• Task to carry out: Pictures stay out of your copy, but everything else in the records below must be repeated exactly.

• Material for this task:
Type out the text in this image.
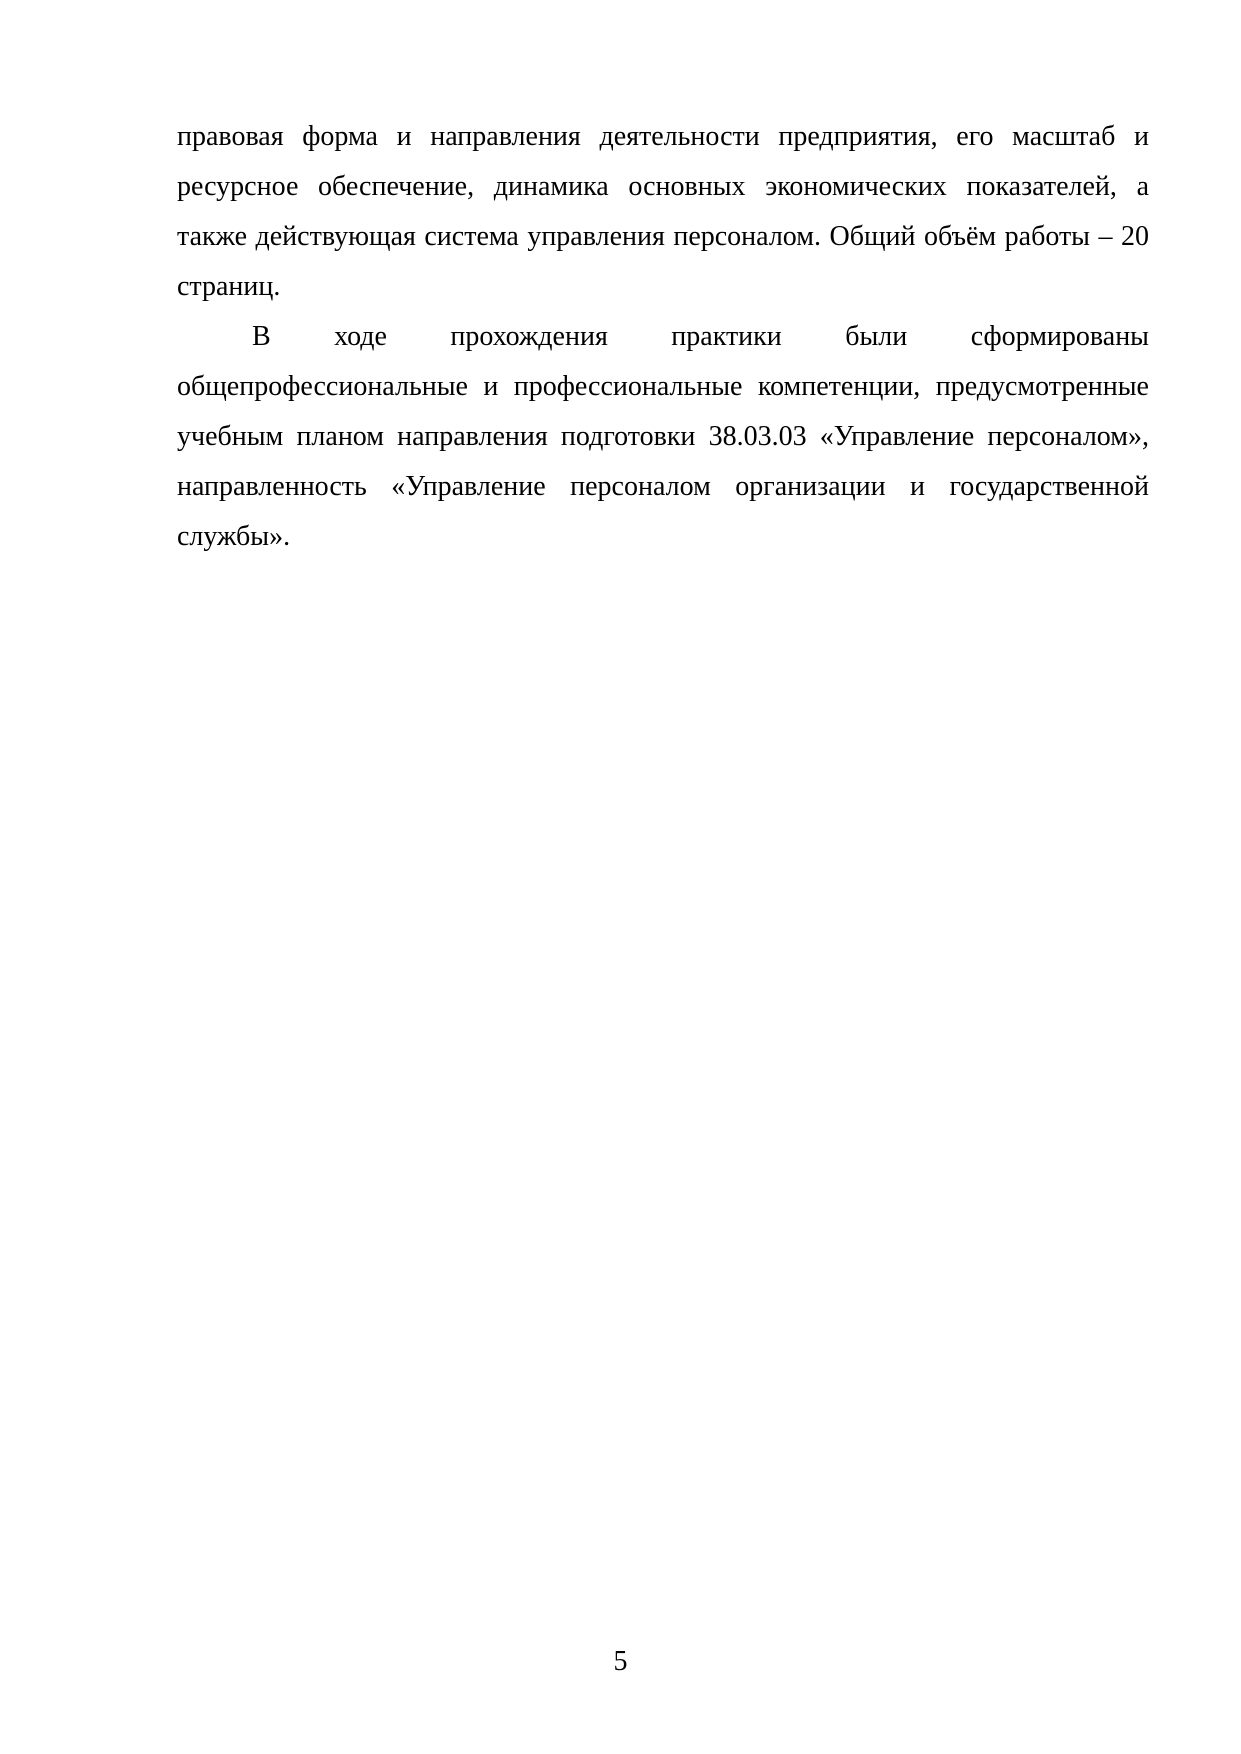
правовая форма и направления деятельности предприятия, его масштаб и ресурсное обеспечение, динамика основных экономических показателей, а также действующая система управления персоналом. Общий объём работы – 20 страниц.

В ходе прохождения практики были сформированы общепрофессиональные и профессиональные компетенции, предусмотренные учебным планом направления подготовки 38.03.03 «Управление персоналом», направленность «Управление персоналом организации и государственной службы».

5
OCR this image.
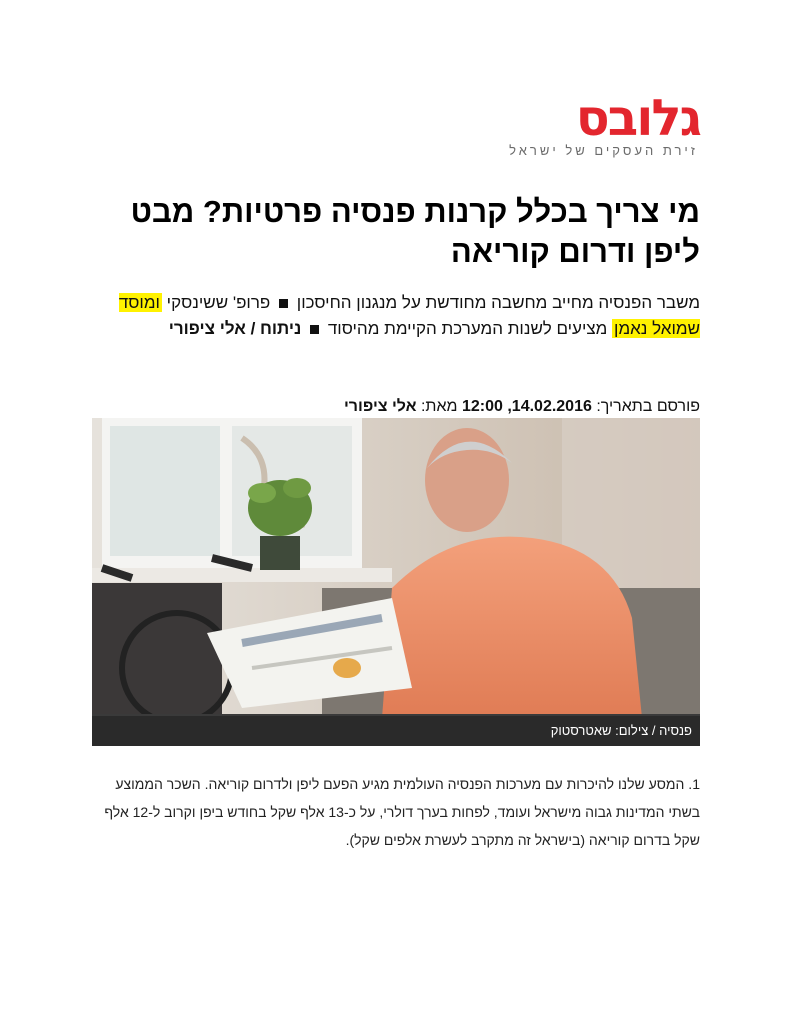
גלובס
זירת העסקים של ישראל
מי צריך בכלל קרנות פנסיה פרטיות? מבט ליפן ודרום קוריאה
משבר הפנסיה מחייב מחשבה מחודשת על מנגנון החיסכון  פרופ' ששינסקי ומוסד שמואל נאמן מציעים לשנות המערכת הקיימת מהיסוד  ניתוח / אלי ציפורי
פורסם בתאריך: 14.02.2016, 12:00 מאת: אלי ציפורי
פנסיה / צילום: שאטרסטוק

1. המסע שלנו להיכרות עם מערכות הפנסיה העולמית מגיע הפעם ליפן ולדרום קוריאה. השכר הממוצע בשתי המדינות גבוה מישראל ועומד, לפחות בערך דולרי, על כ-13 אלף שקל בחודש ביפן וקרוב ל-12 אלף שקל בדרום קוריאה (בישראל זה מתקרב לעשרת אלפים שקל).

• Result of this task:
Type out the text in this image.
правовая форма и направления деятельности предприятия, его масштаб и ресурсное обеспечение, динамика основных экономических показателей, а также действующая система управления персоналом. Общий объём работы – 20 страниц.

В ходе прохождения практики были сформированы общепрофессиональные и профессиональные компетенции, предусмотренные учебным планом направления подготовки 38.03.03 «Управление персоналом», направленность «Управление персоналом организации и государственной службы».

5
OCR this image.
גלובס
זירת העסקים של ישראל
מי צריך בכלל קרנות פנסיה פרטיות? מבט ליפן ודרום קוריאה
משבר הפנסיה מחייב מחשבה מחודשת על מנגנון החיסכון  פרופ' ששינסקי ומוסד שמואל נאמן מציעים לשנות המערכת הקיימת מהיסוד  ניתוח / אלי ציפורי
פורסם בתאריך: 14.02.2016, 12:00 מאת: אלי ציפורי
פנסיה / צילום: שאטרסטוק

1. המסע שלנו להיכרות עם מערכות הפנסיה העולמית מגיע הפעם ליפן ולדרום קוריאה. השכר הממוצע בשתי המדינות גבוה מישראל ועומד, לפחות בערך דולרי, על כ-13 אלף שקל בחודש ביפן וקרוב ל-12 אלף שקל בדרום קוריאה (בישראל זה מתקרב לעשרת אלפים שקל).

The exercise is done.